> WRITTEN INSTRUCTION: Search the data below for the word "Hours" and copy each line that holds it.

> DATA EXCERPTS:
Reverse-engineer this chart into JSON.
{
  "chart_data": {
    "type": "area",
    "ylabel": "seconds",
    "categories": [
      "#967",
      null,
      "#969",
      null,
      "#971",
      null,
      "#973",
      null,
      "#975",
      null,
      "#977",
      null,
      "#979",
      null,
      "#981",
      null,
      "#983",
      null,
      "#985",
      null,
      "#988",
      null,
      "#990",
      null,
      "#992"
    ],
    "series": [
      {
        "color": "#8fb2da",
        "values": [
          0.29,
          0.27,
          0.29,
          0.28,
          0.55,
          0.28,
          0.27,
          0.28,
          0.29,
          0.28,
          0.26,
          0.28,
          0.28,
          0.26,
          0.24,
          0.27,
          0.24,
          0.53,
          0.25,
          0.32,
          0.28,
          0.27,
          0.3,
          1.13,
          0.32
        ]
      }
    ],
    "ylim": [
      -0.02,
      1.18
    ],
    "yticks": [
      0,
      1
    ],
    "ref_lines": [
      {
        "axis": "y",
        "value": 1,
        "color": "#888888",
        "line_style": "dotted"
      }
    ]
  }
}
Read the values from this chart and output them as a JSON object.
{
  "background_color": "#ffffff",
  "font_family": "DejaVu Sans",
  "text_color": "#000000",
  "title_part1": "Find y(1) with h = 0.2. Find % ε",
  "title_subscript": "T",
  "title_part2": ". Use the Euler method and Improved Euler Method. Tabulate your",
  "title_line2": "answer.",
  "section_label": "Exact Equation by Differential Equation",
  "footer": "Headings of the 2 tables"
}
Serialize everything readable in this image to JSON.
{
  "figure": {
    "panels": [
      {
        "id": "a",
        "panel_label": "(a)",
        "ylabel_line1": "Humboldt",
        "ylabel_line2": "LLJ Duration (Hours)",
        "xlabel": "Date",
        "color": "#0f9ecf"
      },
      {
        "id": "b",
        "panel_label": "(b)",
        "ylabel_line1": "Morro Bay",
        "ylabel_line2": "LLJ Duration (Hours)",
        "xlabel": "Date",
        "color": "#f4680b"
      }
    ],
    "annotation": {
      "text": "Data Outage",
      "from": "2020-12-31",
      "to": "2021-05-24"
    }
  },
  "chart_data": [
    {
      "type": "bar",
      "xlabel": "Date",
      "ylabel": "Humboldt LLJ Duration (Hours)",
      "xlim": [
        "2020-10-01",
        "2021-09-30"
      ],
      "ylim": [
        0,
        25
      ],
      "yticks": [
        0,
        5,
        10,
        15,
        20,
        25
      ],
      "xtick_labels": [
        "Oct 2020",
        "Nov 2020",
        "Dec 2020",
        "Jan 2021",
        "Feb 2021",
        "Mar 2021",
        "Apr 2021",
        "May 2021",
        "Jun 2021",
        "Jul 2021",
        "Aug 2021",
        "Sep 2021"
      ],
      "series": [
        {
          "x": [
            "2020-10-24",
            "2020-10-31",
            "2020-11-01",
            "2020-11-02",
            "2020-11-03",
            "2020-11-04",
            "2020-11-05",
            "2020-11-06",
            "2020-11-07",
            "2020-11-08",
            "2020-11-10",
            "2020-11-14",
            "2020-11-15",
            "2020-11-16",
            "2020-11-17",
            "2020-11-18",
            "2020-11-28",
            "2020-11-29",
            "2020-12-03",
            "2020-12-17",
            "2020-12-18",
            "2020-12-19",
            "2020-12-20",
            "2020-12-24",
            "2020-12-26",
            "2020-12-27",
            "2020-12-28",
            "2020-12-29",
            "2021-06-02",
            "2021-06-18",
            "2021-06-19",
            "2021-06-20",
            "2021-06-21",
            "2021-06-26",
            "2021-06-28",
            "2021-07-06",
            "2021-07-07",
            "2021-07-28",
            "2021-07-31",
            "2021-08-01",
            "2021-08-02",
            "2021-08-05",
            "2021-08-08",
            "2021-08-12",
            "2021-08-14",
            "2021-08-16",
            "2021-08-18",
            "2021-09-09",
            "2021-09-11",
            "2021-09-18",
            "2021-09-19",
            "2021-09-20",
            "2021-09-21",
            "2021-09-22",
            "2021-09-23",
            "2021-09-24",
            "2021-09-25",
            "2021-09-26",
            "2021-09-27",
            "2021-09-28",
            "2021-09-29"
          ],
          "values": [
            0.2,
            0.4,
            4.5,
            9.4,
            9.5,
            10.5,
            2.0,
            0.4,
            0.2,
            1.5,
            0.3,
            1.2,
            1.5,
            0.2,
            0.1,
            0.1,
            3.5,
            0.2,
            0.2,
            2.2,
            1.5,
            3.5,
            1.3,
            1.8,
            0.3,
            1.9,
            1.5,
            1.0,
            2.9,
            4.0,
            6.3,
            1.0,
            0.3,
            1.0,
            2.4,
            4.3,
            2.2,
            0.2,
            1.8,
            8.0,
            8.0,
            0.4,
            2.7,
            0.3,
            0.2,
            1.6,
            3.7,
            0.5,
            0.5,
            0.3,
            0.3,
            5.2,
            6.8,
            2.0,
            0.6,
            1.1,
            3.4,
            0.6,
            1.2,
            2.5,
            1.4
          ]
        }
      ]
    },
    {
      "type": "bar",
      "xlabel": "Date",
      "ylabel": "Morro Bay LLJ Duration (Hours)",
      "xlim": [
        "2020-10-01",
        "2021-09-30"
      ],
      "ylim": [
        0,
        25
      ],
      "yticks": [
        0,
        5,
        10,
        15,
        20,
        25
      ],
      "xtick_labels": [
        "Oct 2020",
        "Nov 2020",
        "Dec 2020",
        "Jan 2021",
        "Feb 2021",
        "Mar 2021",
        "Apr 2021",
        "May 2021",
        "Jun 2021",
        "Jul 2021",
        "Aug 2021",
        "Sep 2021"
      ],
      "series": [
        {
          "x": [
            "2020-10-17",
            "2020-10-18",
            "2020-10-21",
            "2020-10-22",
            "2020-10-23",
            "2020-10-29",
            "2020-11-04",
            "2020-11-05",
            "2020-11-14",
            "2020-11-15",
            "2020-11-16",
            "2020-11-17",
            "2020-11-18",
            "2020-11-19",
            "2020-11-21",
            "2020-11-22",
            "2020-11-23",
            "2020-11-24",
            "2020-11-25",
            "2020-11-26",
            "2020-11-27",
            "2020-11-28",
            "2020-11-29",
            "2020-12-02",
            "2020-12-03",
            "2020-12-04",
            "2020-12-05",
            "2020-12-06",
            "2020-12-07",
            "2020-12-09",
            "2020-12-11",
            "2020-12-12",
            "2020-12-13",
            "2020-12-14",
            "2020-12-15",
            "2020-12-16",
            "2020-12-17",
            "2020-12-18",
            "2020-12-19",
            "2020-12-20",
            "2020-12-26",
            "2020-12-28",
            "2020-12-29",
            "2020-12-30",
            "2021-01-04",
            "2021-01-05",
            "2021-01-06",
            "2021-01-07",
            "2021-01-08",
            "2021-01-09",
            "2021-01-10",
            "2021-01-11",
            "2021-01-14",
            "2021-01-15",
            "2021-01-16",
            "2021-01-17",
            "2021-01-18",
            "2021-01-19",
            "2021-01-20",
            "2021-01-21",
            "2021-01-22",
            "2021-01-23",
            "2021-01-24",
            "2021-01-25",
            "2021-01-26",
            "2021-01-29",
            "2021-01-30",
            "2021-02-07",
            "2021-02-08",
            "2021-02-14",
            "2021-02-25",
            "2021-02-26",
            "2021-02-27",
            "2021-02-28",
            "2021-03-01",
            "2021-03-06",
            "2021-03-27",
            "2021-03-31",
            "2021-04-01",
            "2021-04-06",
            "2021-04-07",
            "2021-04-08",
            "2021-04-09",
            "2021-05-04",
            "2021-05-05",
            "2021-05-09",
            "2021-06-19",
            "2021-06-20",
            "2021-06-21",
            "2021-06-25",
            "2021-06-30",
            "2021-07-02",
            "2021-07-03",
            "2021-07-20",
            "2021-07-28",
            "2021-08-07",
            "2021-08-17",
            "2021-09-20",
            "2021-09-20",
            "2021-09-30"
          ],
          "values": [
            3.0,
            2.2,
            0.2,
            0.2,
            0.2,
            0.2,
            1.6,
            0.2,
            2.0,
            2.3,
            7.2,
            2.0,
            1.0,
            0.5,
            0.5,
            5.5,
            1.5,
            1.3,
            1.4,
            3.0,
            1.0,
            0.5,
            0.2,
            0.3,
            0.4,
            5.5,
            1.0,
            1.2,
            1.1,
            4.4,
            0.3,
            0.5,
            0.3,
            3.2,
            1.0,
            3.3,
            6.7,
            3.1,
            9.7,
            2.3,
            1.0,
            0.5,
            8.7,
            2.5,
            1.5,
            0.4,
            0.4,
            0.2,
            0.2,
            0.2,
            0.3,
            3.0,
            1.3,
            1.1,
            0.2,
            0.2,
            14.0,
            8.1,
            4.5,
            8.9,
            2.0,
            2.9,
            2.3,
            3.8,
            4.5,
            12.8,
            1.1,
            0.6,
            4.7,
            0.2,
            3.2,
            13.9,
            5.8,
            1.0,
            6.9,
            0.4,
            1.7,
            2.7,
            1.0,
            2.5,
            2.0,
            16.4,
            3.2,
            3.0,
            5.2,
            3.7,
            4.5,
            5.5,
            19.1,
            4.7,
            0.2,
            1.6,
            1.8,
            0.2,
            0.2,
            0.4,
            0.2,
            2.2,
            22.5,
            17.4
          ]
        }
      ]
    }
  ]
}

> COMPLETE OUTPUT:
        "ylabel_line2": "LLJ Duration (Hours)",
        "ylabel_line2": "LLJ Duration (Hours)",
      "ylabel": "Humboldt LLJ Duration (Hours)",
      "ylabel": "Morro Bay LLJ Duration (Hours)",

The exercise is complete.